→ Provided text:
↓↓↓

Round and round I go
Staff member
You are powerless in the face of our not really caring that much about other people's opinions!


Summon for hire
Also, like most games, FF games are Good, actually. Tremble before our power of not being a bunch of cynical jerkwads.


Evil Overlord

It is OK, this is not even my final form. There were 21 LISTS, that is all the energy I need. I will consume them and then consume it all....


Evil Overlord
Yes, I am growing stronger! Your All Games Are Good philosophy will not sae you from My power. You'll need more than that for...

Wait, what is this? I do not have enough power?!?!?!


I probably would have put this game up top if I had voted.

No, no, no....

I will try to put something together but the plate before me.

No. Nonononono.... Not everybody voted. And... and there are only 20 lists!

I... I do not have enough power... I am... shutting down.


????? LV 13 HP 292/ 292
(he, him, his)
No. Nonononono.... Not everybody voted. And... and there are only 20 lists!

I... I do not have enough power... I am... shutting down.
So I guess we found yet another way to defeat Omega but I'm not sure how to translate this into game mechanics.

Positronic Brain

Out Of Warranty
Uh, hi guys. What's up? I don't remember anything of the past few weeks. I just remember that they asked for ideas for a small Top List and I was thinking what to post and then... everything's kinda blurry since then?

Yeah, that does it. I bet this is what happens when I listen to my dietist and watch what I eat, I get drunk in healthiness. I knew this kale stuff could not be good. Let me grab a few chocolate donuts while I catch up with what's been going on.

Boy, I hope I didn't change my passwords.

Positronic Brain

Out Of Warranty
OK, so apparently I did a FInal Fantasy list? That's great, I always wanted to do one. Good for me!

I also notice I have two entries unposted in my memory, so let's get those out of the way.

Positronic Brain

Out Of Warranty
Let’s mosey.

Final Fantasy VII

...and then Caith Sith hit the fan.

a.k.a. The one with the dude with the spiky hairdo and the big sword.

599 points • 20 mentions • Highest rank: #1 (Alex)​

Released on January 31, 1997 (Japan)
Producer: Hornobu Sakaguchi
Director: Yoshinori Kitase
Composer: Nobuo Uematsu

Every new FInal Fantasy in a generation is a game changer - IV, X, XIII. But none changed the game half as much as VII - there’s a marked before and after.

It’s not just because of the polygonal graphics. The series would never go back into the 2D realm, but it would still look amazing. With the use of pre-rendered backgrounds to make up for the PSX’s limitations, Square was able to present vast worlds with a level of spectacle that made jaws drop.

VII’s impressive graphical muscle was the thing that made the game noticed in the West, sure, but what made the series finally be noticed outside Japan and start selling in big numbers worldwide was that people stayed and actually liked the game in spite of RPGs lack of popularity in the West. So behind all those pretty graphics was a really, really good game.

VII uses the ATB system and adds some new systems on the top - the Materia system for abilities and Limit breaks, for example. Even though the battle engine is the same, the use of polygons makes battles feel different, with sweeping cameras and dazzling effects. And from time to time, huge enemies that dwarf your characters in a scale that could not have been pictured in a 2D console.

↑↑↑

→ Brief:
Carry on the Final Fantasy VII write-up after its last sentence, in the same voice.

→ Recorded data:
↓↓↓

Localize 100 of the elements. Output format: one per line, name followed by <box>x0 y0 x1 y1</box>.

↑↑↑
↓↓↓

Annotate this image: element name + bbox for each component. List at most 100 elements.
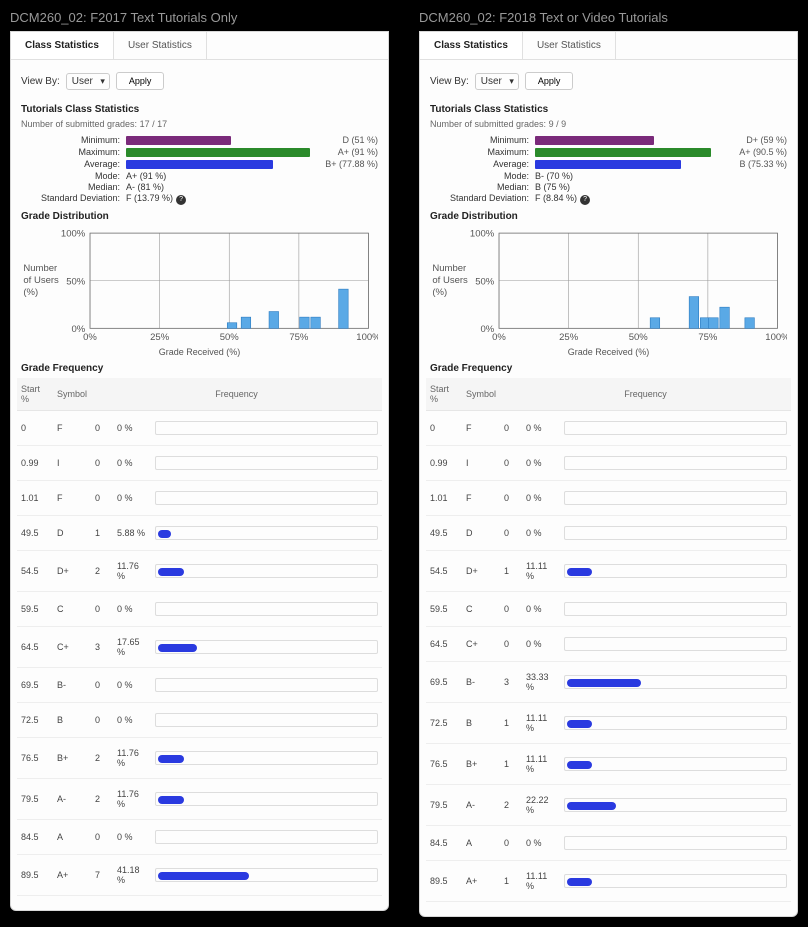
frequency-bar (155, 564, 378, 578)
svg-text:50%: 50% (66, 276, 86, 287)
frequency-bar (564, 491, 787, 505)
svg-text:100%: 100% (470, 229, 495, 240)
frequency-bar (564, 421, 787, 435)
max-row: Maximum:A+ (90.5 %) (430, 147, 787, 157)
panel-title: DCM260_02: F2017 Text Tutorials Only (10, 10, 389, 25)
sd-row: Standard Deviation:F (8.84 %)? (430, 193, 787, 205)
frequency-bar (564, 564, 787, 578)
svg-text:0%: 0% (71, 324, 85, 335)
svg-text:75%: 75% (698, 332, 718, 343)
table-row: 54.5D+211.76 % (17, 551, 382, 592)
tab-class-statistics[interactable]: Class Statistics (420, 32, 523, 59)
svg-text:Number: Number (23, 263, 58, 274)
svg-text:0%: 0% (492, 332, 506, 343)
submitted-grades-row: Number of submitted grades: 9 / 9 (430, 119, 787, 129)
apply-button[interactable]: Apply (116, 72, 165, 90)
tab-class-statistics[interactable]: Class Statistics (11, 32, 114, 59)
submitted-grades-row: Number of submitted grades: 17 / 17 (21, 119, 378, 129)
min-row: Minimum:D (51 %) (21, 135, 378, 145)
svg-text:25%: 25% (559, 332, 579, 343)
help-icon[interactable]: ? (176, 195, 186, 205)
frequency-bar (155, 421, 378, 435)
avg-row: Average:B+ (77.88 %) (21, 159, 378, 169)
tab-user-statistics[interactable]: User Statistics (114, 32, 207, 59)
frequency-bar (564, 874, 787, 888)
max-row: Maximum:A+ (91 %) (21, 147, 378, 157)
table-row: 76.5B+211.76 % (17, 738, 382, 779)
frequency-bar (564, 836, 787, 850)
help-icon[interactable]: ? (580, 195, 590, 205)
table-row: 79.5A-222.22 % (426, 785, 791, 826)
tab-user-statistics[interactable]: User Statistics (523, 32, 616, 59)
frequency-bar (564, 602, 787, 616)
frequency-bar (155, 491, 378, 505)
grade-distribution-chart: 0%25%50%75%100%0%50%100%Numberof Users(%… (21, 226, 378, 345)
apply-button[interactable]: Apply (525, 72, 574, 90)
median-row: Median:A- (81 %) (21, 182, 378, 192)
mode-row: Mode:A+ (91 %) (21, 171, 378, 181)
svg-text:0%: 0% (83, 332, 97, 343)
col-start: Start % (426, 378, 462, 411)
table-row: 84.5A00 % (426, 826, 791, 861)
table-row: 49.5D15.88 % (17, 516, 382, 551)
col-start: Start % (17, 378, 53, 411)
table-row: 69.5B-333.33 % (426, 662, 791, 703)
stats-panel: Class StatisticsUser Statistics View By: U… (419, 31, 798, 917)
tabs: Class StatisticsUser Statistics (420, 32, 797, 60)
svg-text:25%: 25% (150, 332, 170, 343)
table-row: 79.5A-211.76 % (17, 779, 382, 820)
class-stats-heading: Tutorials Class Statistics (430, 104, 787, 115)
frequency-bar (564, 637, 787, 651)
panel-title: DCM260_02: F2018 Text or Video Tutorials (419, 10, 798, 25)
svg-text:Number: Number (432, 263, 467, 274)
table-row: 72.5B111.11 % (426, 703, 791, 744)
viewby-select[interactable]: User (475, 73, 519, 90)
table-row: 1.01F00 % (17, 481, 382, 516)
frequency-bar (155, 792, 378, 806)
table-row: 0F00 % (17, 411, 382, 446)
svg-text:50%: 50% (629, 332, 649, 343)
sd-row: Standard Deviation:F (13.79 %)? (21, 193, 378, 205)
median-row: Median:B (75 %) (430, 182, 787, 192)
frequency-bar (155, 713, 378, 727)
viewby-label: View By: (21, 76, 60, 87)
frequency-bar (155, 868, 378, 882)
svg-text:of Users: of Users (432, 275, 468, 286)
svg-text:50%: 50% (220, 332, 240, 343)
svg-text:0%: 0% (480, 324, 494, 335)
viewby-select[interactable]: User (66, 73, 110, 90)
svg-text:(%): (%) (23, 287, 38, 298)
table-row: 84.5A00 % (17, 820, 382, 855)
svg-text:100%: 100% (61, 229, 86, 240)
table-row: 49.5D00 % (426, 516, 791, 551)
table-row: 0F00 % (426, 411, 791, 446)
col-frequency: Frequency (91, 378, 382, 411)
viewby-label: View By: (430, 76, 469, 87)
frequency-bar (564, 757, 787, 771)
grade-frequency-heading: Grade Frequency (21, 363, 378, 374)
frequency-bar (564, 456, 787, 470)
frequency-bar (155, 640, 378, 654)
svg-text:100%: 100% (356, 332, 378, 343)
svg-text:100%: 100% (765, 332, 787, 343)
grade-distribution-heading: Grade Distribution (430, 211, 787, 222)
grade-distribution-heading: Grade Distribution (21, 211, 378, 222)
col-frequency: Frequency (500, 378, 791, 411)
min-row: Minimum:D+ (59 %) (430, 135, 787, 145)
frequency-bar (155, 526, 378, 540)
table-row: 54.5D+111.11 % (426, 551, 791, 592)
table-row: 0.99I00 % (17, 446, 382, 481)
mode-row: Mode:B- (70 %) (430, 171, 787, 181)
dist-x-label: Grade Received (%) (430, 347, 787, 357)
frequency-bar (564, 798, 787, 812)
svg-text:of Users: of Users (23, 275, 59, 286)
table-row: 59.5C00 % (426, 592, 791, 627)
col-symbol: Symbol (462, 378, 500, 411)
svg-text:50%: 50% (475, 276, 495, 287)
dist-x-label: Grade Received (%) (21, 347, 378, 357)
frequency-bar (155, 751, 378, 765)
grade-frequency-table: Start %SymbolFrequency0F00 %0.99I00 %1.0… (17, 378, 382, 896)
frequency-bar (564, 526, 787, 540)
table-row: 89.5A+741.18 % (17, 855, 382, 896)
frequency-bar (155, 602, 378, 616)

↑↑↑

→ Exercise response:
It is all punctuated by Uematsu flexing his muscles - not only technologically, but also artistically. VII’s soundtrack is a solid gem, and One-Winged Angel, with its energetic orchestra while a chorus chants in latin - with real vocals, not samples! - has become the main example people think of when they think of “final boss music in a RPG”.

It also has great characters. A cold mercenary hired by a eco-terror... er, I mean, eco-freedom-fighters should not have the mileage Square gets out of Cloud Strife - the whole game is a deconstruction of the gruff, stoic soldier archetype. Cloud and his band of friends are very enjoyable characters trapped in a conflict that should be way above their capabilities, but they power through. VII takes turns with different characters at the lead of your party, even retiring Cloud and Tifa for a while so you can get to know everybody without the shadow of the protagonist.

And then there’s the twist at the end of Disc 1. While VII is not a stranger to death, or to killing a playable character mid-game, VII tears the heart out of your chest by mixing both good writing (you spend half of the first game getting to know Aeris) with new-to-the-series artistic direction. There’s a reason why everybody remembers Aerith’s death, even if they can’t agree to how to spell her name,

There’s a before and an after for the series with VII. Final Fantasy feels different afterward - it managed to become a household game the world over, a menu driven jRPG joining the club of big games with insane production values. And yet…. It managed somehow to not lose its heart.

Something Old

VII got a lot of mileage translating the bestiary of FF into polygonal form. It was really memorable to see all our favorite monsters and summons in 3D for the first time. And it managed to translate the series into a more futuristic setting without losing its staples - you still have an airship, and magic, and a dude wielding a sword.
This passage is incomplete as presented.